* [What is being asked] Return the number of lines holding "elle", with nothing added.

* [Data excerpts]
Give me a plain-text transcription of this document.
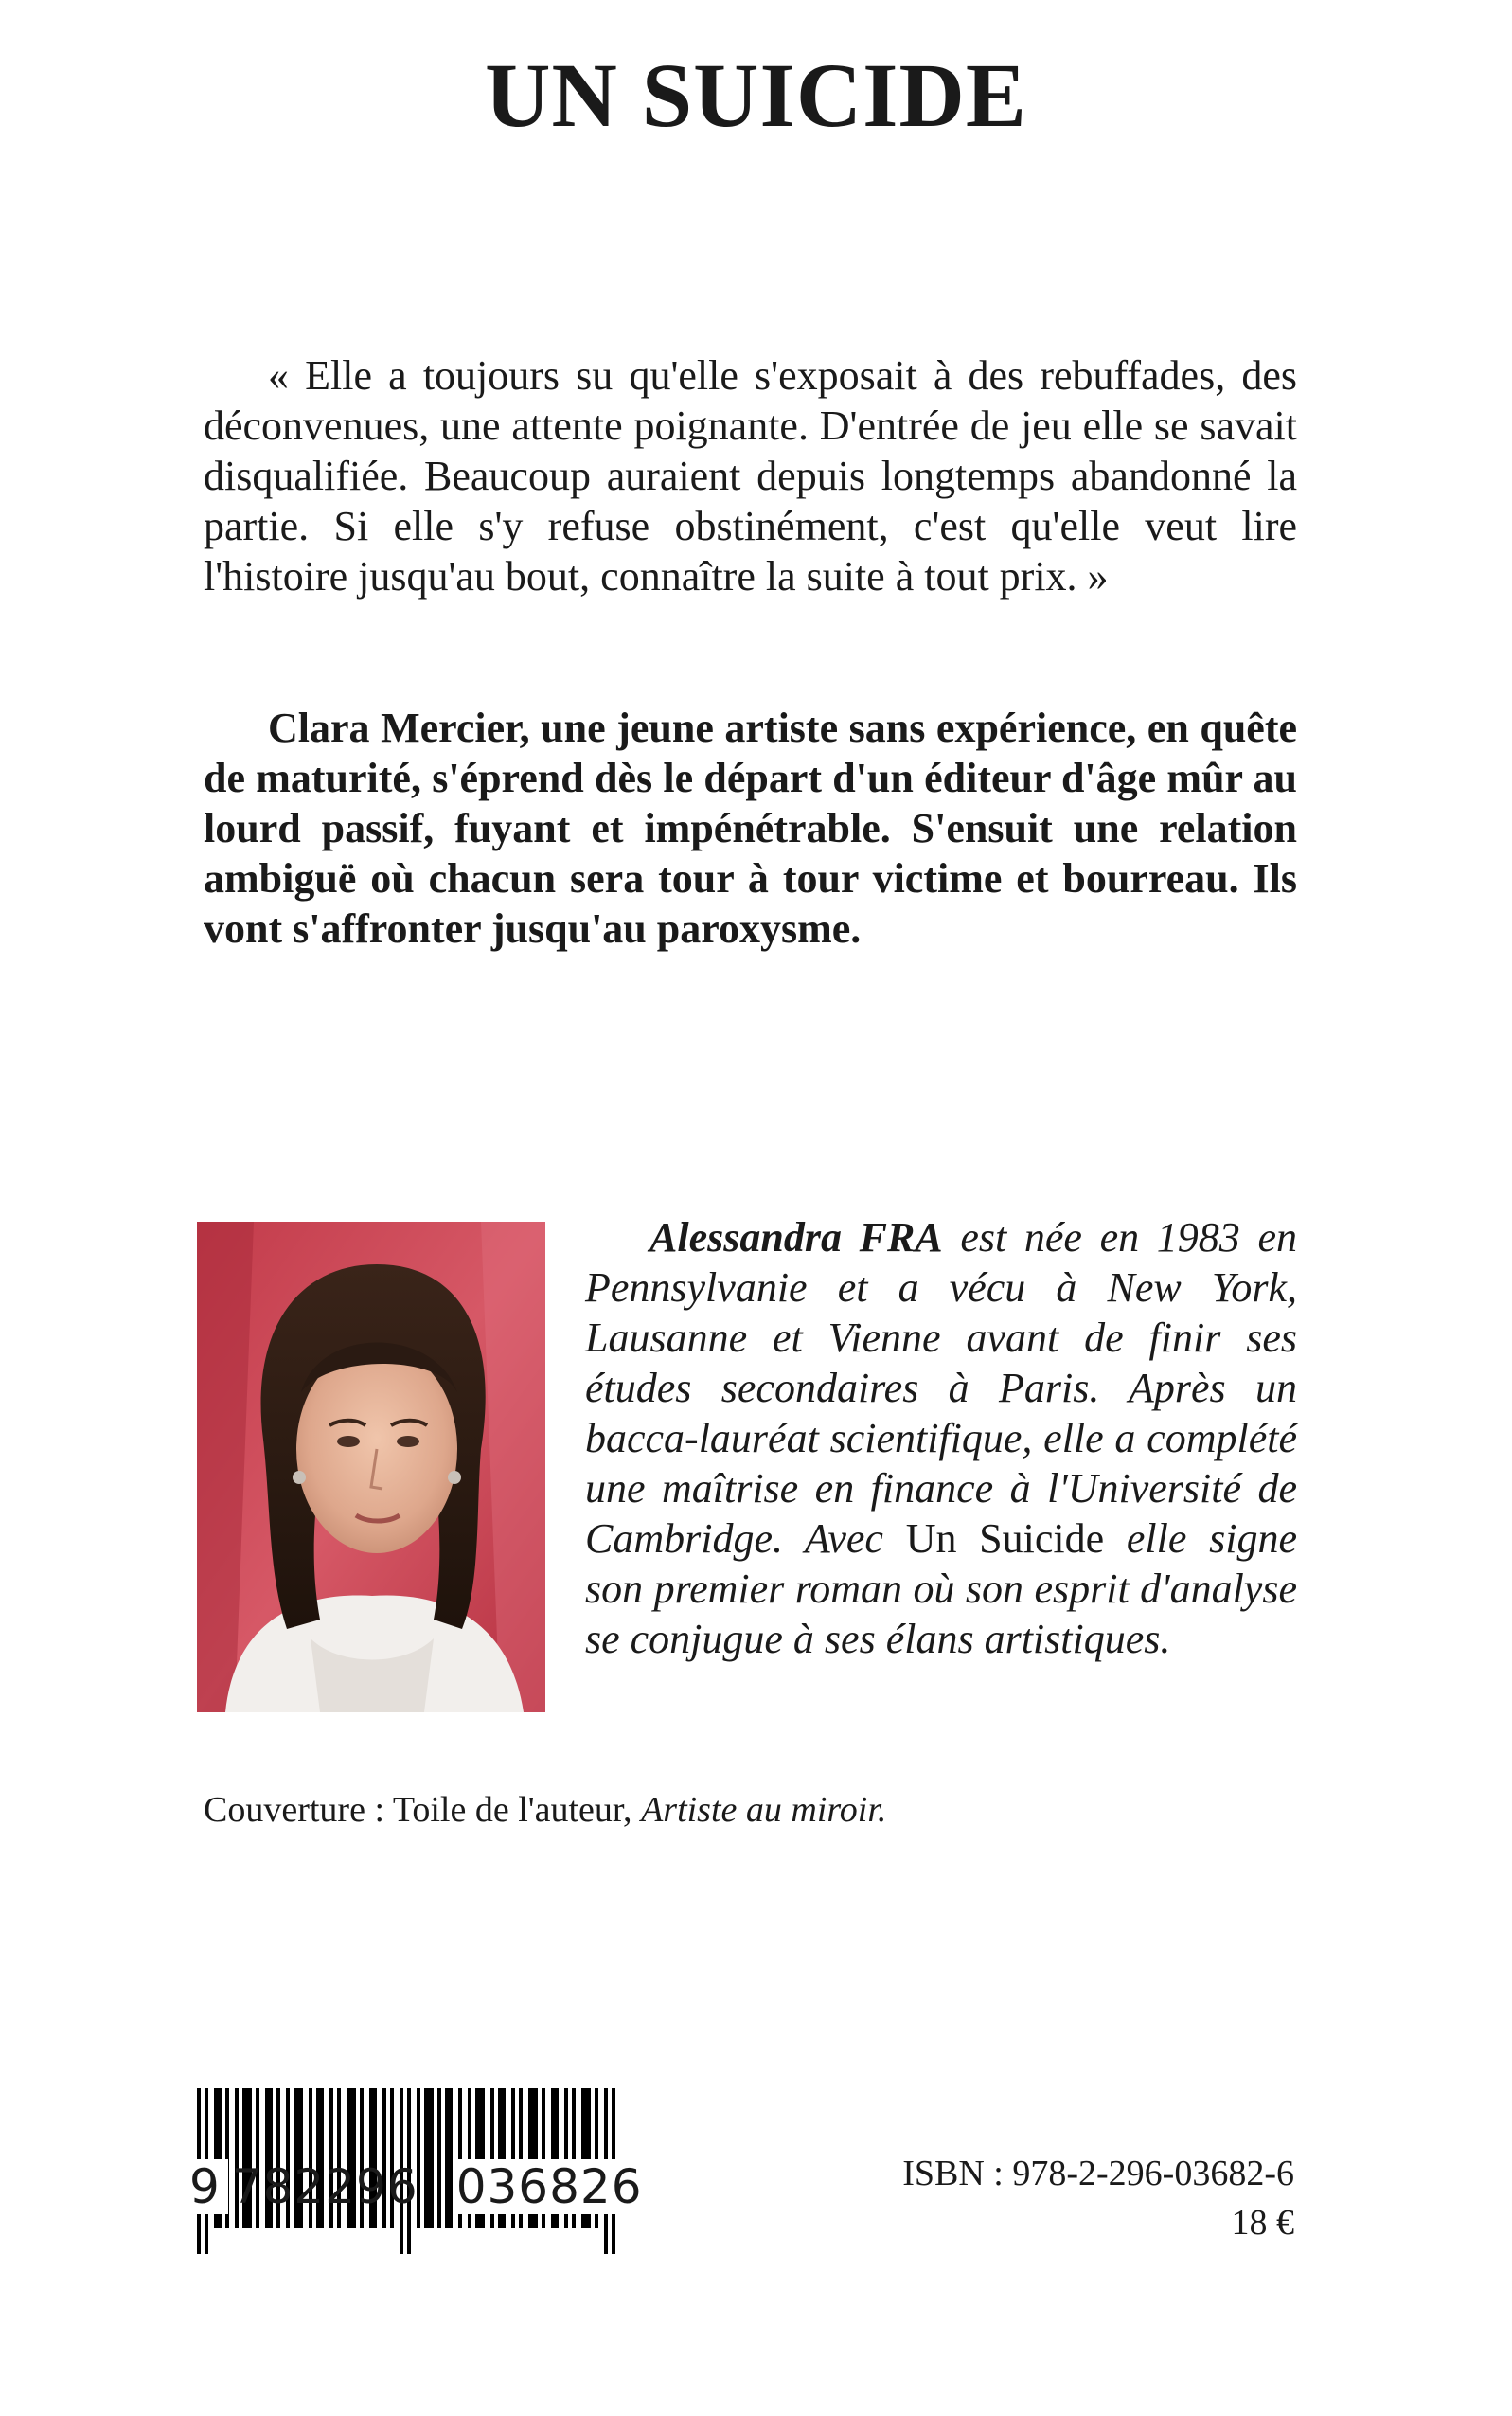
UN SUICIDE

« Elle a toujours su qu'elle s'exposait à des rebuffades, des déconvenues, une attente poignante. D'entrée de jeu elle se savait disqualifiée. Beaucoup auraient depuis longtemps abandonné la partie. Si elle s'y refuse obstinément, c'est qu'elle veut lire l'histoire jusqu'au bout, connaître la suite à tout prix. »

Clara Mercier, une jeune artiste sans expérience, en quête de maturité, s'éprend dès le départ d'un éditeur d'âge mûr au lourd passif, fuyant et impénétrable. S'ensuit une relation ambiguë où chacun sera tour à tour victime et bourreau. Ils vont s'affronter jusqu'au paroxysme.

Alessandra FRA est née en 1983 en Pennsylvanie et a vécu à New York, Lausanne et Vienne avant de finir ses études secondaires à Paris. Après un bacca-lauréat scientifique, elle a complété une maîtrise en finance à l'Université de Cambridge. Avec Un Suicide elle signe son premier roman où son esprit d'analyse se conjugue à ses élans artistiques.

Couverture : Toile de l'auteur, Artiste au miroir.

9 782296 036826	ISBN : 978-2-296-03682-6

18 €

* [Result for this exercise] 2